YOUR GOAL
Search the records that follow and extract every line containing the string "этой".

DATASET ROWS

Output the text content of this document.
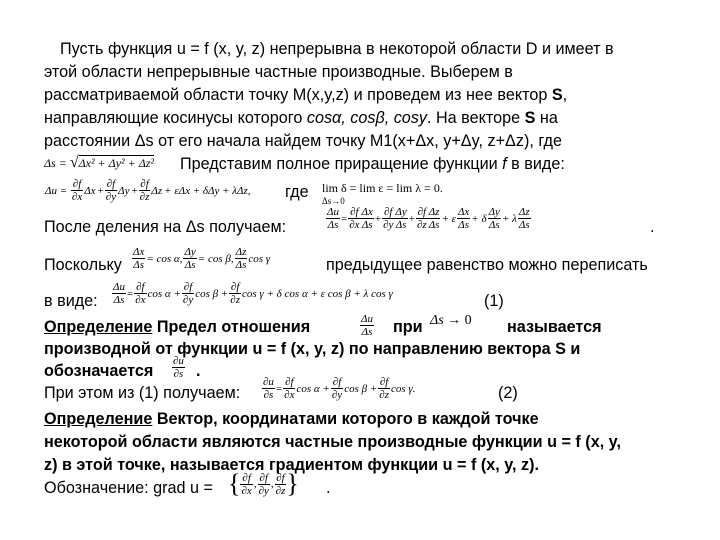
Пусть функция u = f (x, y, z) непрерывна в некоторой области D и имеет в
этой области непрерывные частные производные. Выберем в
рассматриваемой области точку M(x,y,z) и проведем из нее вектор S,
направляющие косинусы которого cosα, cosβ, cosy. На векторе S на
расстоянии Δs от его начала найдем точку M1(x+Δx, y+Δy, z+Δz), где
Δs = √Δx² + Δy² + Δz² Представим полное приращение функции f в виде:
$\Delta u = \frac{\partial f}{\partial x}$ $\Delta x + \frac{\partial f}{\partial y}$ $\Delta y + \frac{\partial f}{\partial z}$ Δz + εΔx + δΔy + λΔz, где lim δ = lim ε = lim λ = 0.
Δs→0
После деления на Δs получаем:	$\frac{\Delta u}{\Delta s} = \frac{\partial f}{\partial x} \frac{\Delta x}{\Delta s} + \frac{\partial f}{\partial y} \frac{\Delta y}{\Delta s} + \frac{\partial f}{\partial z} \frac{\Delta z}{\Delta s} + \varepsilon \frac{\Delta x}{\Delta s} + \delta \frac{\Delta y}{\Delta s} + \lambda \frac{\Delta z}{\Delta s}$	.
Поскольку $\frac{\Delta x}{\Delta s} = \cos \alpha$, $\frac{\Delta y}{\Delta s} = \cos \beta$, $\frac{\Delta z}{\Delta s}$ cos γ	предыдущее равенство можно переписать
в виде: $\frac{\Delta u}{\Delta s} = \frac{\partial f}{\partial x}$ $\cos \alpha + \frac{\partial f}{\partial y}$ $\cos \beta + \frac{\partial f}{\partial z}$ cos γ + δ cos α + ε cos β + λ cos γ	(1)
Определение Предел отношения	$\frac{\Delta u}{\Delta s}$ при Δs → 0 называется
производной от функции u = f (x, y, z) по направлению вектора S и
обозначается $\frac{\partial u}{\partial s}$ .
При этом из (1) получаем: $\frac{\partial u}{\partial s} = \frac{\partial f}{\partial x}$ $\cos \alpha + \frac{\partial f}{\partial y}$ $\cos \beta + \frac{\partial f}{\partial z}$ cos γ.	(2)
Определение Вектор, координатами которого в каждой точке
некоторой области являются частные производные функции u = f (x, y,
z) в этой точке, называется градиентом функции u = f (x, y, z).
Обозначение: grad u = { $\frac{\partial f}{\partial x}$ , $\frac{\partial f}{\partial y}$ , $\frac{\partial f}{\partial z}$ } .
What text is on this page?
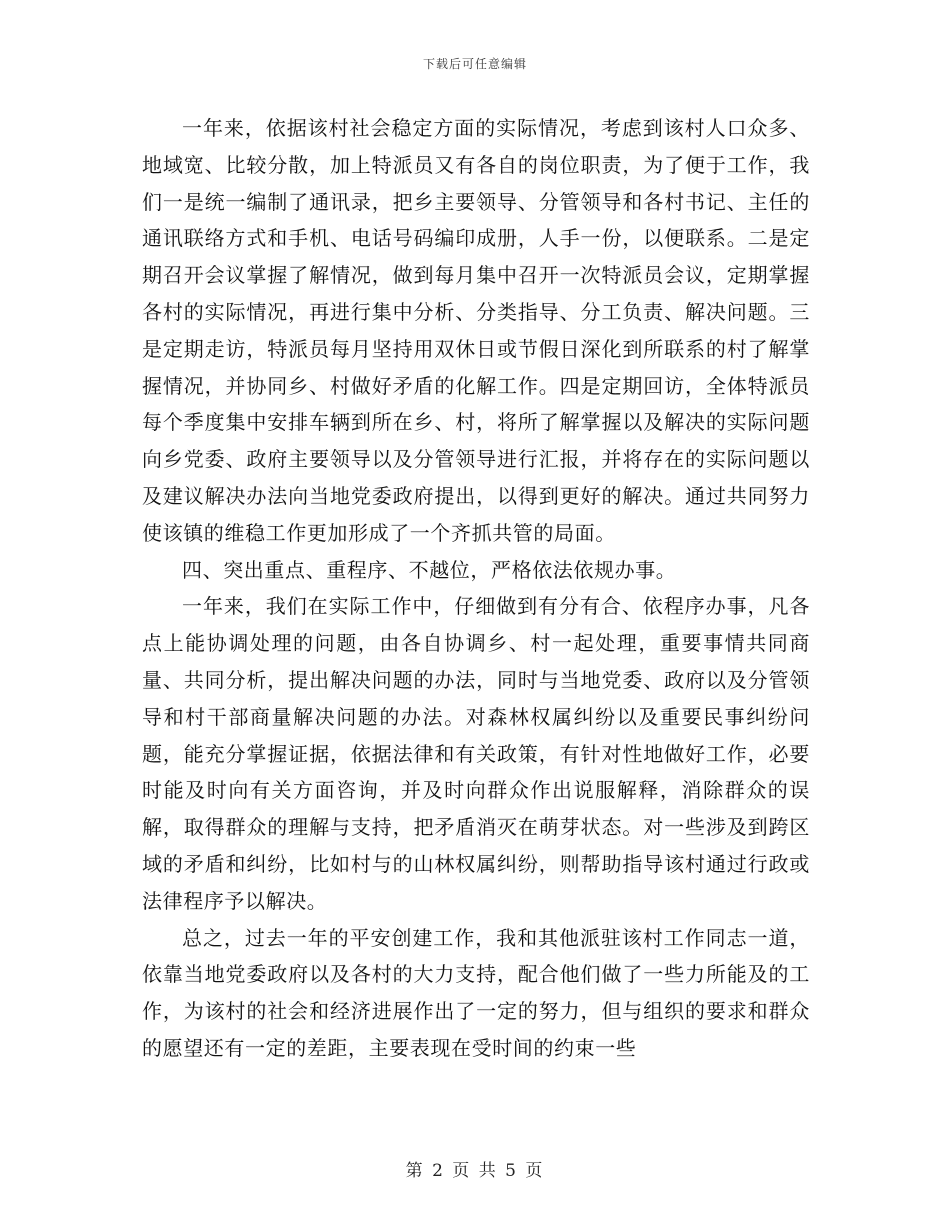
下载后可任意编辑

一年来，依据该村社会稳定方面的实际情况，考虑到该村人口众多、地域宽、比较分散，加上特派员又有各自的岗位职责，为了便于工作，我们一是统一编制了通讯录，把乡主要领导、分管领导和各村书记、主任的通讯联络方式和手机、电话号码编印成册，人手一份，以便联系。二是定期召开会议掌握了解情况，做到每月集中召开一次特派员会议，定期掌握各村的实际情况，再进行集中分析、分类指导、分工负责、解决问题。三是定期走访，特派员每月坚持用双休日或节假日深化到所联系的村了解掌握情况，并协同乡、村做好矛盾的化解工作。四是定期回访，全体特派员每个季度集中安排车辆到所在乡、村，将所了解掌握以及解决的实际问题向乡党委、政府主要领导以及分管领导进行汇报，并将存在的实际问题以及建议解决办法向当地党委政府提出，以得到更好的解决。通过共同努力使该镇的维稳工作更加形成了一个齐抓共管的局面。

四、突出重点、重程序、不越位，严格依法依规办事。

一年来，我们在实际工作中，仔细做到有分有合、依程序办事，凡各点上能协调处理的问题，由各自协调乡、村一起处理，重要事情共同商量、共同分析，提出解决问题的办法，同时与当地党委、政府以及分管领导和村干部商量解决问题的办法。对森林权属纠纷以及重要民事纠纷问题，能充分掌握证据，依据法律和有关政策，有针对性地做好工作，必要时能及时向有关方面咨询，并及时向群众作出说服解释，消除群众的误解，取得群众的理解与支持，把矛盾消灭在萌芽状态。对一些涉及到跨区域的矛盾和纠纷，比如村与的山林权属纠纷，则帮助指导该村通过行政或法律程序予以解决。

总之，过去一年的平安创建工作，我和其他派驻该村工作同志一道，依靠当地党委政府以及各村的大力支持，配合他们做了一些力所能及的工作，为该村的社会和经济进展作出了一定的努力，但与组织的要求和群众的愿望还有一定的差距，主要表现在受时间的约束一些

第 2 页 共 5 页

THE ANSWER
этой области непрерывные частные производные. Выберем в
z) в этой точке, называется градиентом функции u = f (x, y, z).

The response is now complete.